◆ Aufgabenliste
**a.** Beantworte anhand des Berichts über die paraguayische Handballerin diese Fragen:
(i) In welchem Stadtteil welcher Stadt ist die Spielerin zu Hause?
(ii) Im wievielten Jahr in Folge gehört sie der Nationalmannschaft an?
(iii) Welchen Titel hat sie vor Kurzem gewonnen?
**b.** Nenne bitte alle Bestandteile des vollständigen Namens der Spielerin, wie sie im Bericht über die paraguayische Handballerin stehen.
**c.** Setze den Bericht über die paraguayische Handballerin nach seinem letzten Satz fort.

◆ Ausgewählter Text

++++++

Europas Profi-Ligen im Blick: Paraguays Handball-Juwel kämpft für den großen Traum

Encarnación: Mit gerade einmal 15 Jahren gehört eine Jugendliche aus dem Viertel San Pedro im dritten Jahr in Folge der paraguayischen Handball-Nationalmannschaft an und hat sich jüngst den südamerikanischen Titel in der Kategorie U15 gesichert.

Mia Stefani Cáceres Chamorro, ein junges Talent aus dem Stadtteil San Pedro in Encarnación, schreibt weiterhin an einer Sportlergeschichte, die ihre Familie und die gesamte Gemeinschaft von Encarnación mit Stolz erfüllt. Mit nur 15 Jahren sammelt sie bereits bedeutende Erfahrungen im Trikot Paraguays und feierte vor Kurzem einen der größten Erfolge ihrer bisherigen Karriere: Den Gewinn der Südamerikameisterschaft im Handball in der Kategorie U15.

++++++

◆ Datensätze
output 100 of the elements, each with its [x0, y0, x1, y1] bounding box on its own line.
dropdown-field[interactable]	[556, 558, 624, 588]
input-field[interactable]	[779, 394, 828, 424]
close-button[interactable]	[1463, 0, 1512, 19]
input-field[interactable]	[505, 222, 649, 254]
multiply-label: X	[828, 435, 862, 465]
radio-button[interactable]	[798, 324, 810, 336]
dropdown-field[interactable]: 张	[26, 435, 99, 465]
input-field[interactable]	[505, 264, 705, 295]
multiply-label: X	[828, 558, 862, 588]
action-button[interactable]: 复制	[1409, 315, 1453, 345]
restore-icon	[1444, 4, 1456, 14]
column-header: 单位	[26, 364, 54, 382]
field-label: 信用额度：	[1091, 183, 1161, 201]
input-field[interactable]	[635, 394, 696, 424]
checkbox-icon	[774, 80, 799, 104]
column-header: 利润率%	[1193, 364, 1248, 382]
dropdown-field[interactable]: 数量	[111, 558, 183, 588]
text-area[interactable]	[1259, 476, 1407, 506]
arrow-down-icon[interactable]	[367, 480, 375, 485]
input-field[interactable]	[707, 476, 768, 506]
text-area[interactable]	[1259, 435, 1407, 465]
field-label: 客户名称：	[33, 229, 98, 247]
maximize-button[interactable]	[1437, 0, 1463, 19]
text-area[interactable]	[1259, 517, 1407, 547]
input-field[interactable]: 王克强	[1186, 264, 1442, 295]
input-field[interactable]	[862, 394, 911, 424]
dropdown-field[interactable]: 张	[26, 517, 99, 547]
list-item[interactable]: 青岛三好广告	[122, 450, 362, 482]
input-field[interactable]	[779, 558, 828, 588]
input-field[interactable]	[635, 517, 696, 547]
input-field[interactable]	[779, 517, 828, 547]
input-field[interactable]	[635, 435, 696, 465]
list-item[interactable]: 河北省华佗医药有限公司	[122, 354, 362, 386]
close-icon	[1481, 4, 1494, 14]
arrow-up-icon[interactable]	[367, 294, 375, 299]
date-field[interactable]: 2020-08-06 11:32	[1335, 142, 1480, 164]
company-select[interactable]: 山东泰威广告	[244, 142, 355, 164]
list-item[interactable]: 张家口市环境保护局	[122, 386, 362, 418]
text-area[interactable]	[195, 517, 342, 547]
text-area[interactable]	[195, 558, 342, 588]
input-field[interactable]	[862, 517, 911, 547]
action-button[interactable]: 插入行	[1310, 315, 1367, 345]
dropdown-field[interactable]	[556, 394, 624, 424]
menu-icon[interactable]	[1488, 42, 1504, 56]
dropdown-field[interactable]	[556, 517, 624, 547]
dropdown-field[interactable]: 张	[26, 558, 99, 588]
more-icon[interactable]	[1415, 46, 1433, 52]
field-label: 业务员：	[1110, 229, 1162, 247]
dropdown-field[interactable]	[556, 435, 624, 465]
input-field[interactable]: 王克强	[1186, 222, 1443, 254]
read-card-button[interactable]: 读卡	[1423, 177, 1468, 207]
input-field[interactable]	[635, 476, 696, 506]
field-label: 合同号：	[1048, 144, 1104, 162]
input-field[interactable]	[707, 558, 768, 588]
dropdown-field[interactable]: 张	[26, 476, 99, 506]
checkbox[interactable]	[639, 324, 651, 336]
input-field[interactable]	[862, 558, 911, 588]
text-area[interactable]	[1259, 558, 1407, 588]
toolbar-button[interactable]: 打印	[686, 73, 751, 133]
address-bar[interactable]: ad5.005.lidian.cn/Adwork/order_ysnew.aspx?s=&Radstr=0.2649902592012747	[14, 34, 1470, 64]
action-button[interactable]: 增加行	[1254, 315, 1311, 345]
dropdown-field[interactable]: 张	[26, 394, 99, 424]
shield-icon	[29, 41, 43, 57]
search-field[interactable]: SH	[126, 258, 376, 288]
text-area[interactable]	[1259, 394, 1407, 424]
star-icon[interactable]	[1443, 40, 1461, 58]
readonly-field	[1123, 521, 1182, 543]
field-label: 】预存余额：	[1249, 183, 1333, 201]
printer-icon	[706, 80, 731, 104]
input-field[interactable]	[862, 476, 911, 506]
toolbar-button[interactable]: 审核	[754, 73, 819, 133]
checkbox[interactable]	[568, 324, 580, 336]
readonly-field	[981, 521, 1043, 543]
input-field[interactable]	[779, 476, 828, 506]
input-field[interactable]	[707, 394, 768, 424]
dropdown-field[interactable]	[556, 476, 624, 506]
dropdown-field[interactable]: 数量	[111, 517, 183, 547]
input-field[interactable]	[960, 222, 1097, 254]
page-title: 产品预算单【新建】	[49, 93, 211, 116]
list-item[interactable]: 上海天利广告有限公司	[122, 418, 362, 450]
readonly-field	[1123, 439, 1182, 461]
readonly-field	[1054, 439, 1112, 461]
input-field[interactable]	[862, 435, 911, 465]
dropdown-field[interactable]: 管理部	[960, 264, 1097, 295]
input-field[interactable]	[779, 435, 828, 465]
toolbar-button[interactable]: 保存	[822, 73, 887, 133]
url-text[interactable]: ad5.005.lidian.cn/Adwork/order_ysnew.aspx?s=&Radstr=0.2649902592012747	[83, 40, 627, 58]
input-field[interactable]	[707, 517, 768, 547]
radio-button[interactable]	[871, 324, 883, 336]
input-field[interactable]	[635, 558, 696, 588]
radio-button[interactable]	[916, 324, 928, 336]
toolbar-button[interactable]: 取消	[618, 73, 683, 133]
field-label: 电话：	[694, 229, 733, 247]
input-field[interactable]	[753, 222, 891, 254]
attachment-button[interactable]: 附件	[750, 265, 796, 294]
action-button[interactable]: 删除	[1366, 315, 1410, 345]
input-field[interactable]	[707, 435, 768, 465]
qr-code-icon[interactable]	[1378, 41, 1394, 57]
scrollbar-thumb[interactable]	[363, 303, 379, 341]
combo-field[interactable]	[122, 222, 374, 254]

++++++

◆ Gelöste Aufgaben
**a.**
(i) Im Stadtteil San Pedro in Encarnación.
(ii) Im dritten Jahr in Folge.
(iii) Die Südamerikameisterschaft im Handball in der Kategorie U15.

**b.** Mia, Stefani, Cáceres, Chamorro

**c.**
Im dritten Jahr in Folge steht Chamorro im Kader der paraguayischen Handball-Nationalmannschaft und etabliert sich als eine der großen Nachwuchshoffnungen dieser Sportart. Der gewonnene Titel ist das Ergebnis jahrelangen Trainings, von Disziplin, Anstrengung und Entbehrungen – gepaart mit dem großen Engagement für einen Sport, der einen zentralen Platz in ihrem Leben einnimmt.

Doch die junge Athletin weiß, dass dieser Erfolg nur ein Kapitel einer Geschichte ist, die sie weiterschreiben möchte. Zu ihren Hauptzielen gehört es, weiterhin auf internationaler Bühne anzutreten und sich eines Tages den Traum zu erfüllen, in Europa zu spielen. Zudem strebt Chamorro danach, ein Vorbild im Handball zu werden und den Namen von Encarnación sowie ganz Paraguay immer weiter in die Welt hinauszutragen.

Hinter jedem Training, jedem Wettkampf und jeder Reise steht zudem eine Familie, die eine fundamentale Rolle spielt. Aus einem bescheidenen und fleißigen Elternhaus stammend, hebt die Sportlerin besonders die ständige Unterstützung ihrer Angehörigen hervor. Diese stehen hinter ihr und nehmen große Anstrengungen auf sich, damit sie ihr Talent weiter entfalten kann.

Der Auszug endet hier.